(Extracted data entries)

◆ ◆ ◆ ◆ ◆ ◆ ◆

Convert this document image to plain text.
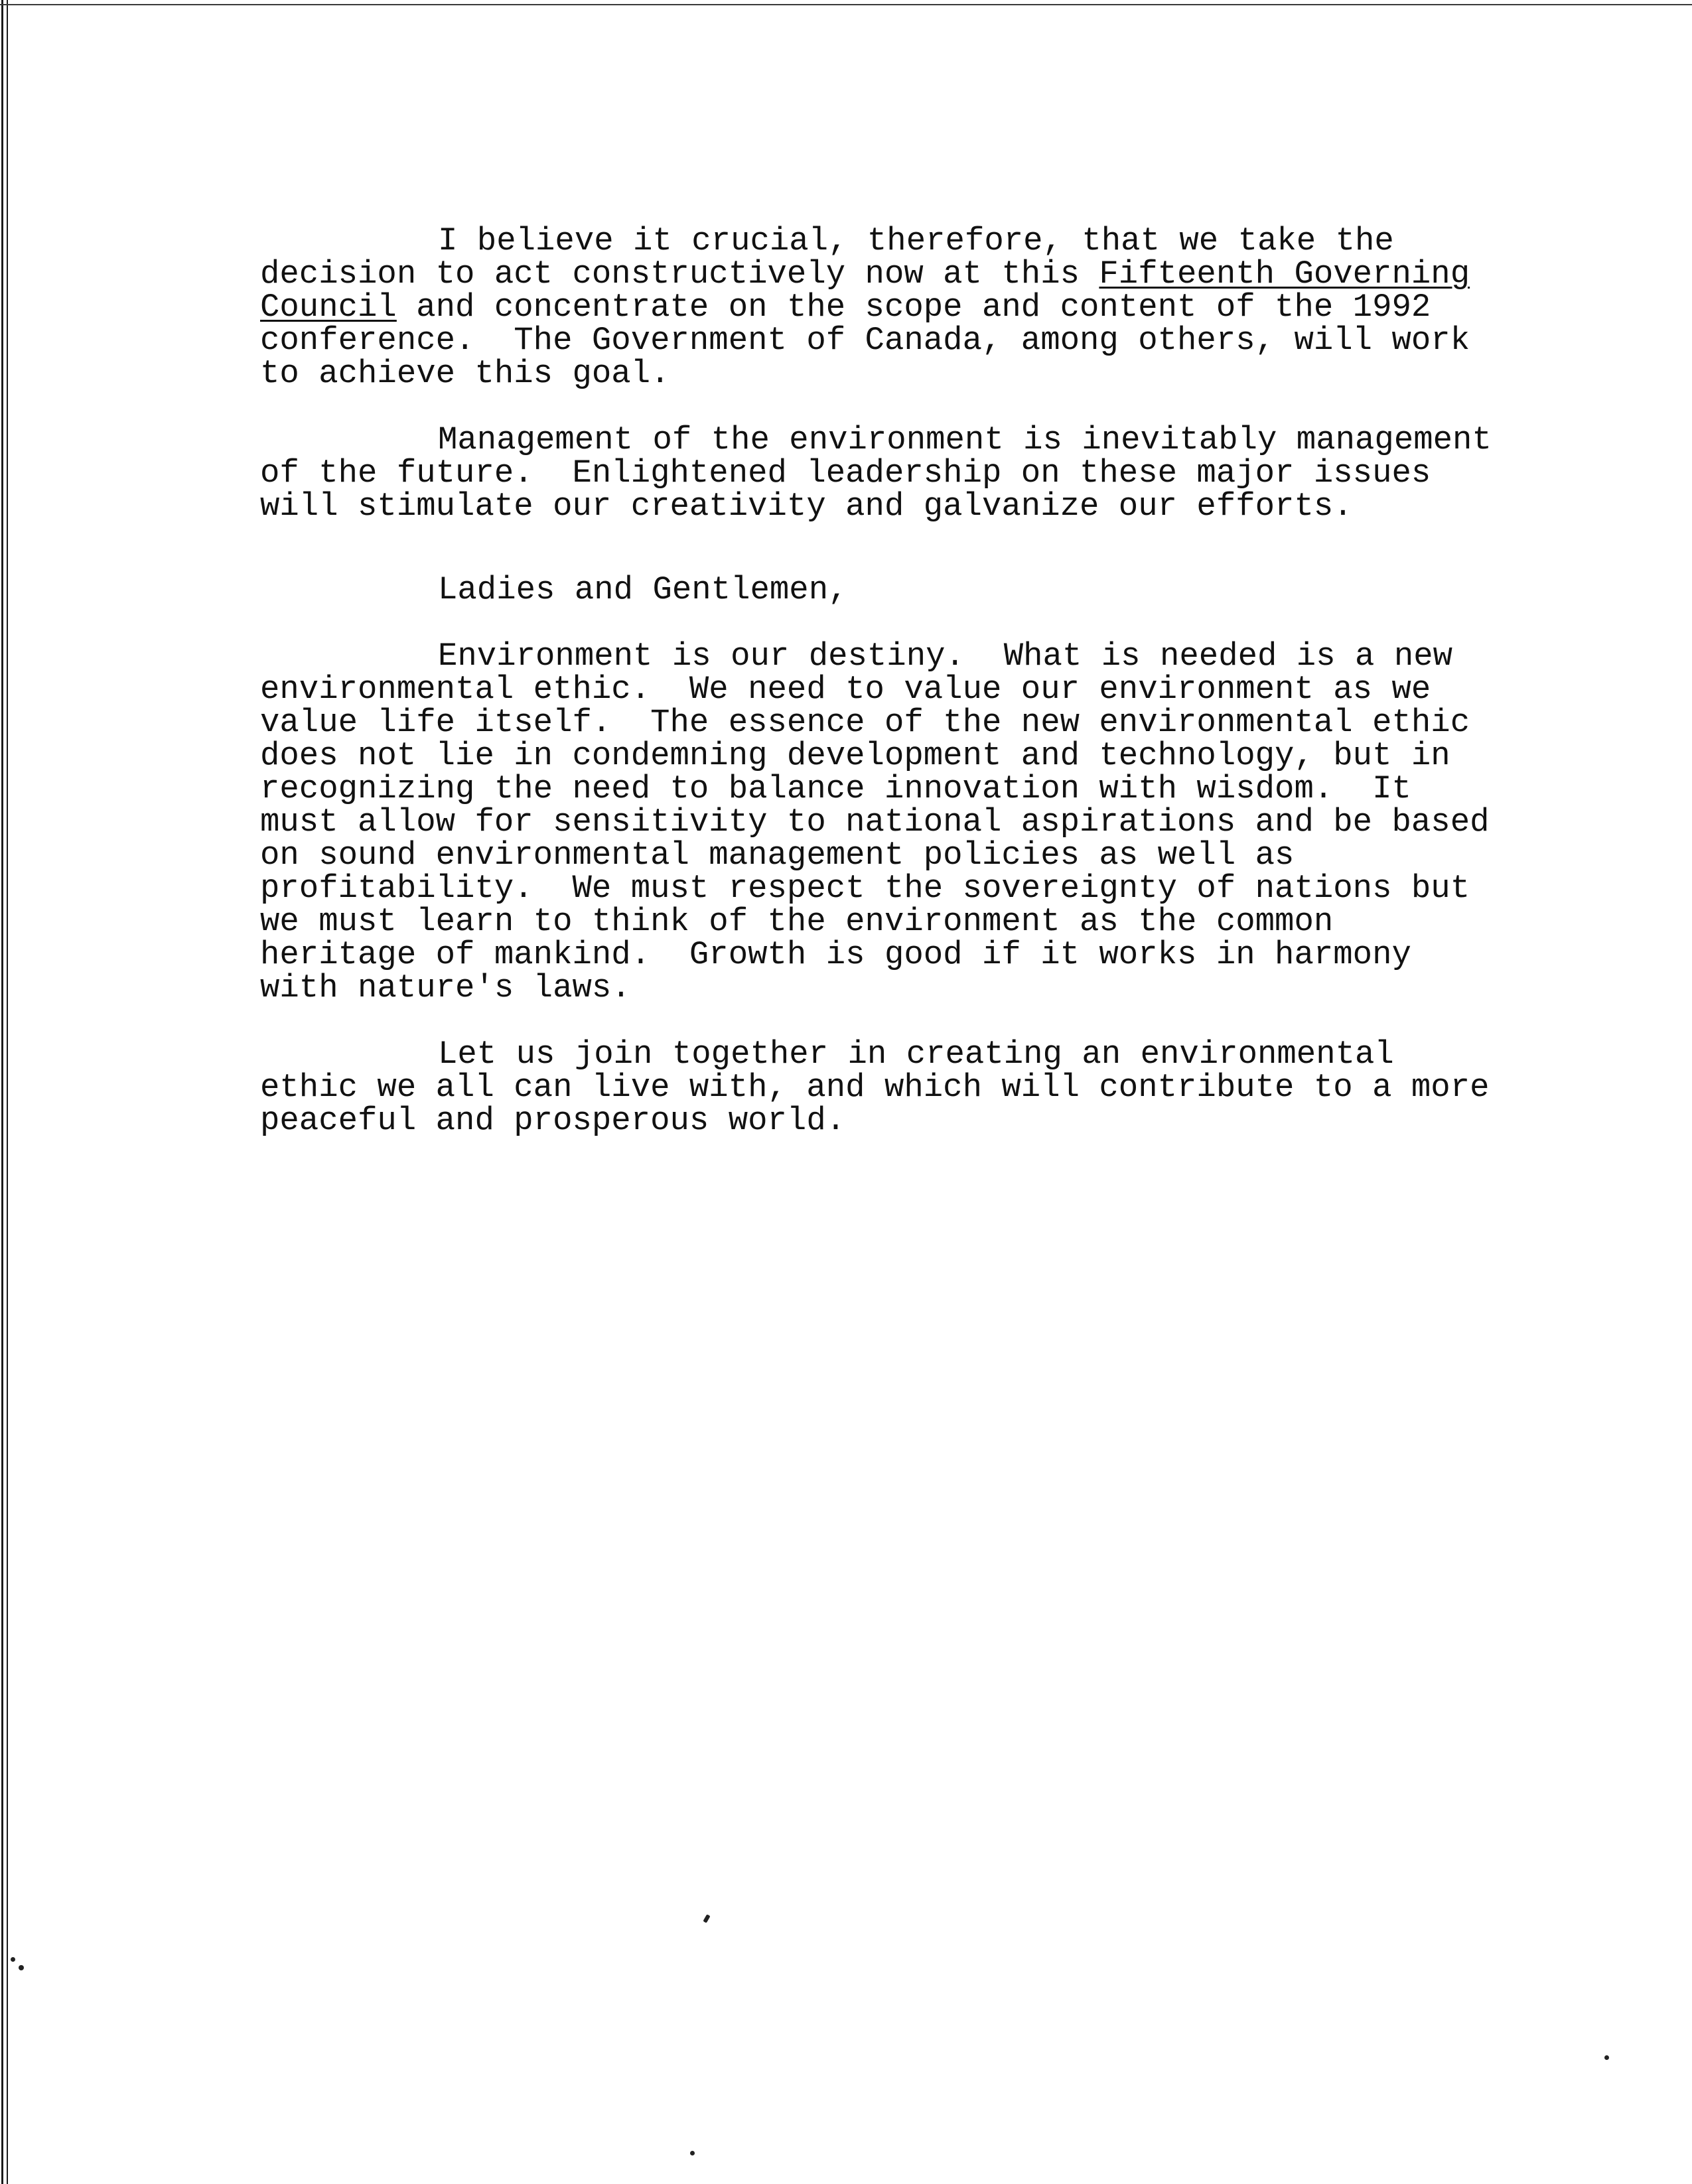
I believe it crucial, therefore, that we take the
decision to act constructively now at this Fifteenth Governing
Council and concentrate on the scope and content of the 1992
conference.  The Government of Canada, among others, will work
to achieve this goal.
Management of the environment is inevitably management
of the future.  Enlightened leadership on these major issues
will stimulate our creativity and galvanize our efforts.
Ladies and Gentlemen,
Environment is our destiny.  What is needed is a new
environmental ethic.  We need to value our environment as we
value life itself.  The essence of the new environmental ethic
does not lie in condemning development and technology, but in
recognizing the need to balance innovation with wisdom.  It
must allow for sensitivity to national aspirations and be based
on sound environmental management policies as well as
profitability.  We must respect the sovereignty of nations but
we must learn to think of the environment as the common
heritage of mankind.  Growth is good if it works in harmony
with nature's laws.
Let us join together in creating an environmental
ethic we all can live with, and which will contribute to a more
peaceful and prosperous world.
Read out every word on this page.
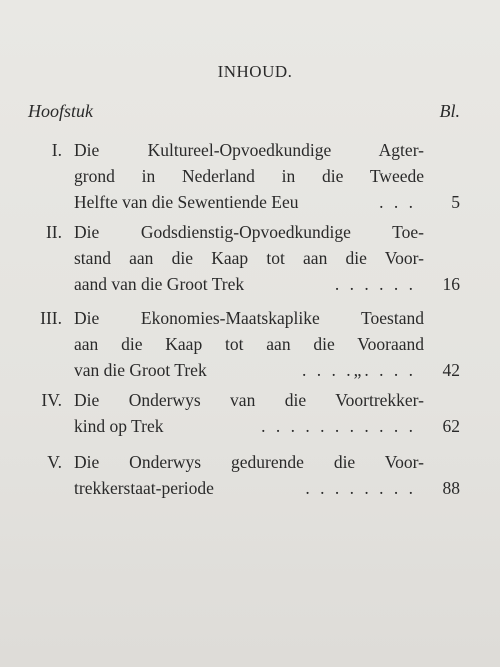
INHOUD.
Hoofstuk	Bl.
I. Die Kultureel-Opvoedkundige Agter-
grond in Nederland in die Tweede
Helfte van die Sewentiende Eeu	. . .	5
II. Die Godsdienstig-Opvoedkundige Toe-
stand aan die Kaap tot aan die Voor-
aand van die Groot Trek	. . . . . .	16
III. Die Ekonomies-Maatskaplike Toestand
aan die Kaap tot aan die Vooraand
van die Groot Trek	. . . .„. . . .	42
IV. Die Onderwys van die Voortrekker-
kind op Trek	. . . . . . . . . . .	62
V. Die Onderwys gedurende die Voor-
trekkerstaat-periode	. . . . . . . .	88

◆ ◆ ◆ ◆ ◆ ◆ ◆

## [To be done]
Emit the lines from the line containing "Read out every word on this page." to the final line of the material, inclusive, exactly as written; pictures are excluded.

## [Full solution]
Read out every word on this page.
INHOUD.
Hoofstuk	Bl.
I. Die Kultureel-Opvoedkundige Agter-
grond in Nederland in die Tweede
Helfte van die Sewentiende Eeu	. . .	5
II. Die Godsdienstig-Opvoedkundige Toe-
stand aan die Kaap tot aan die Voor-
aand van die Groot Trek	. . . . . .	16
III. Die Ekonomies-Maatskaplike Toestand
aan die Kaap tot aan die Vooraand
van die Groot Trek	. . . .„. . . .	42
IV. Die Onderwys van die Voortrekker-
kind op Trek	. . . . . . . . . . .	62
V. Die Onderwys gedurende die Voor-
trekkerstaat-periode	. . . . . . . .	88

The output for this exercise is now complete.